- Extracted entries

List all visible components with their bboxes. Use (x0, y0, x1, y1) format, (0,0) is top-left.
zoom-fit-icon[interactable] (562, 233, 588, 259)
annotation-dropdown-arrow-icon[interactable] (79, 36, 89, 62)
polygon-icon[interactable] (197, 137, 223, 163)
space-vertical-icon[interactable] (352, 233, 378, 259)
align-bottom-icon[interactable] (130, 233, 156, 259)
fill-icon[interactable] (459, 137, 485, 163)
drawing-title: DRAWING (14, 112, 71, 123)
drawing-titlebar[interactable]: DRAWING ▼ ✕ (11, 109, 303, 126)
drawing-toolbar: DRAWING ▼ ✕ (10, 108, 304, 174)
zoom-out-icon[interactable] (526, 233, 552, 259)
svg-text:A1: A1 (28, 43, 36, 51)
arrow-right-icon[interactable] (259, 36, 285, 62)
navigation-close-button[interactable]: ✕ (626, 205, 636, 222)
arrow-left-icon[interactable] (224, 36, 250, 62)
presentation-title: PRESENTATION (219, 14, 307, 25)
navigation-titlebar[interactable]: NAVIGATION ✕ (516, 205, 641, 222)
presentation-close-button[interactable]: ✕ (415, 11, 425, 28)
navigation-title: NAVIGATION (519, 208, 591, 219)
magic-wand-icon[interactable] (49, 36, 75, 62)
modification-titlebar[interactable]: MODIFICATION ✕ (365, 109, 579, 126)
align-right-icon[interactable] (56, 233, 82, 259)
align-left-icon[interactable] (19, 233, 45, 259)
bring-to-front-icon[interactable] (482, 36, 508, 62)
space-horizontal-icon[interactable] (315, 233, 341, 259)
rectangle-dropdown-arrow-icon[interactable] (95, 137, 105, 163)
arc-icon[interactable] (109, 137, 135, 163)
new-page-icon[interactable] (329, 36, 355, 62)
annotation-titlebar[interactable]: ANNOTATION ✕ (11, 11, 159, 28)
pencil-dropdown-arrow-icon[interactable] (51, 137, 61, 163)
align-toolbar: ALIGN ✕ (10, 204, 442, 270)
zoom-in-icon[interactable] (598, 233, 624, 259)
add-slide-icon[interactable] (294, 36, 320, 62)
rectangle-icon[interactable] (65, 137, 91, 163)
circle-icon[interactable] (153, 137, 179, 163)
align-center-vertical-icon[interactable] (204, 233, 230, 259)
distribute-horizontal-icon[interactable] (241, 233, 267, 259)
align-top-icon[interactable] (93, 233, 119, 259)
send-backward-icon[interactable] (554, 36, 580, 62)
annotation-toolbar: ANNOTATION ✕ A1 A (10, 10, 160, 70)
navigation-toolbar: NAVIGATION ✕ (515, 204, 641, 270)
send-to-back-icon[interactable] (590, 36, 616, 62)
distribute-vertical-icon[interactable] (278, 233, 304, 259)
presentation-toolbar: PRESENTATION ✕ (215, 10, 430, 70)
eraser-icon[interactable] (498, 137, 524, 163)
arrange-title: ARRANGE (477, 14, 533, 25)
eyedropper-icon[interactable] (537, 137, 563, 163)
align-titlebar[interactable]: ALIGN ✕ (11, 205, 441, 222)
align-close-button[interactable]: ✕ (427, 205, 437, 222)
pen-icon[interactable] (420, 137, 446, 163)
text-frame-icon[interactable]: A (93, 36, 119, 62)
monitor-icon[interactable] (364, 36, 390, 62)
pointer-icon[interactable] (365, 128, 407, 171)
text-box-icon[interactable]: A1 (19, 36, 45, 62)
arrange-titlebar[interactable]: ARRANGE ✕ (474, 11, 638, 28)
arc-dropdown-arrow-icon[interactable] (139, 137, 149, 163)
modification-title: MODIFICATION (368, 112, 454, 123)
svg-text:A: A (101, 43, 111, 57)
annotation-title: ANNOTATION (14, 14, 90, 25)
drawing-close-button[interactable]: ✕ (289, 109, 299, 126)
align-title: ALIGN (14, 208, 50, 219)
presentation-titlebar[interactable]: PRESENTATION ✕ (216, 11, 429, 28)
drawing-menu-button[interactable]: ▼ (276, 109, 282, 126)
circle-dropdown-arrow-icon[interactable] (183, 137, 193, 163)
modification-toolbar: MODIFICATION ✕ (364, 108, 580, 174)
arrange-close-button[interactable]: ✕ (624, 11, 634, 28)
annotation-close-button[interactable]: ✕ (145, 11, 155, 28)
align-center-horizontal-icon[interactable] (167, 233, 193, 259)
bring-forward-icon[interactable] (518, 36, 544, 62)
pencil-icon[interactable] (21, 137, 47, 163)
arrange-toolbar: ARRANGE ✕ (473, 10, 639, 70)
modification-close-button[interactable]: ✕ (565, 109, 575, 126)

- Work instructions
Rewrite all the items above, putting "clickable" wherever "interactable" appears and leaving everything else unchanged.

- Result below
List all visible components with their bboxes. Use (x0, y0, x1, y1) format, (0,0) is top-left.
zoom-fit-icon[clickable] (562, 233, 588, 259)
annotation-dropdown-arrow-icon[clickable] (79, 36, 89, 62)
polygon-icon[clickable] (197, 137, 223, 163)
space-vertical-icon[clickable] (352, 233, 378, 259)
align-bottom-icon[clickable] (130, 233, 156, 259)
fill-icon[clickable] (459, 137, 485, 163)
drawing-title: DRAWING (14, 112, 71, 123)
drawing-titlebar[clickable]: DRAWING ▼ ✕ (11, 109, 303, 126)
drawing-toolbar: DRAWING ▼ ✕ (10, 108, 304, 174)
zoom-out-icon[clickable] (526, 233, 552, 259)
svg-text:A1: A1 (28, 43, 36, 51)
arrow-right-icon[clickable] (259, 36, 285, 62)
navigation-close-button[clickable]: ✕ (626, 205, 636, 222)
arrow-left-icon[clickable] (224, 36, 250, 62)
presentation-title: PRESENTATION (219, 14, 307, 25)
navigation-titlebar[clickable]: NAVIGATION ✕ (516, 205, 641, 222)
presentation-close-button[clickable]: ✕ (415, 11, 425, 28)
navigation-title: NAVIGATION (519, 208, 591, 219)
magic-wand-icon[clickable] (49, 36, 75, 62)
modification-titlebar[clickable]: MODIFICATION ✕ (365, 109, 579, 126)
align-right-icon[clickable] (56, 233, 82, 259)
align-left-icon[clickable] (19, 233, 45, 259)
bring-to-front-icon[clickable] (482, 36, 508, 62)
space-horizontal-icon[clickable] (315, 233, 341, 259)
rectangle-dropdown-arrow-icon[clickable] (95, 137, 105, 163)
arc-icon[clickable] (109, 137, 135, 163)
new-page-icon[clickable] (329, 36, 355, 62)
annotation-titlebar[clickable]: ANNOTATION ✕ (11, 11, 159, 28)
pencil-dropdown-arrow-icon[clickable] (51, 137, 61, 163)
align-toolbar: ALIGN ✕ (10, 204, 442, 270)
zoom-in-icon[clickable] (598, 233, 624, 259)
add-slide-icon[clickable] (294, 36, 320, 62)
rectangle-icon[clickable] (65, 137, 91, 163)
circle-icon[clickable] (153, 137, 179, 163)
align-center-vertical-icon[clickable] (204, 233, 230, 259)
distribute-horizontal-icon[clickable] (241, 233, 267, 259)
align-top-icon[clickable] (93, 233, 119, 259)
send-backward-icon[clickable] (554, 36, 580, 62)
annotation-toolbar: ANNOTATION ✕ A1 A (10, 10, 160, 70)
navigation-toolbar: NAVIGATION ✕ (515, 204, 641, 270)
send-to-back-icon[clickable] (590, 36, 616, 62)
distribute-vertical-icon[clickable] (278, 233, 304, 259)
presentation-toolbar: PRESENTATION ✕ (215, 10, 430, 70)
eraser-icon[clickable] (498, 137, 524, 163)
arrange-title: ARRANGE (477, 14, 533, 25)
eyedropper-icon[clickable] (537, 137, 563, 163)
align-titlebar[clickable]: ALIGN ✕ (11, 205, 441, 222)
align-close-button[clickable]: ✕ (427, 205, 437, 222)
pen-icon[clickable] (420, 137, 446, 163)
text-frame-icon[clickable]: A (93, 36, 119, 62)
monitor-icon[clickable] (364, 36, 390, 62)
pointer-icon[clickable] (365, 128, 407, 171)
text-box-icon[clickable]: A1 (19, 36, 45, 62)
arrange-titlebar[clickable]: ARRANGE ✕ (474, 11, 638, 28)
arc-dropdown-arrow-icon[clickable] (139, 137, 149, 163)
modification-title: MODIFICATION (368, 112, 454, 123)
svg-text:A: A (101, 43, 111, 57)
annotation-title: ANNOTATION (14, 14, 90, 25)
drawing-close-button[clickable]: ✕ (289, 109, 299, 126)
align-title: ALIGN (14, 208, 50, 219)
presentation-titlebar[clickable]: PRESENTATION ✕ (216, 11, 429, 28)
drawing-menu-button[clickable]: ▼ (276, 109, 282, 126)
circle-dropdown-arrow-icon[clickable] (183, 137, 193, 163)
modification-toolbar: MODIFICATION ✕ (364, 108, 580, 174)
arrange-close-button[clickable]: ✕ (624, 11, 634, 28)
annotation-close-button[clickable]: ✕ (145, 11, 155, 28)
align-center-horizontal-icon[clickable] (167, 233, 193, 259)
bring-forward-icon[clickable] (518, 36, 544, 62)
pencil-icon[clickable] (21, 137, 47, 163)
arrange-toolbar: ARRANGE ✕ (473, 10, 639, 70)
modification-close-button[clickable]: ✕ (565, 109, 575, 126)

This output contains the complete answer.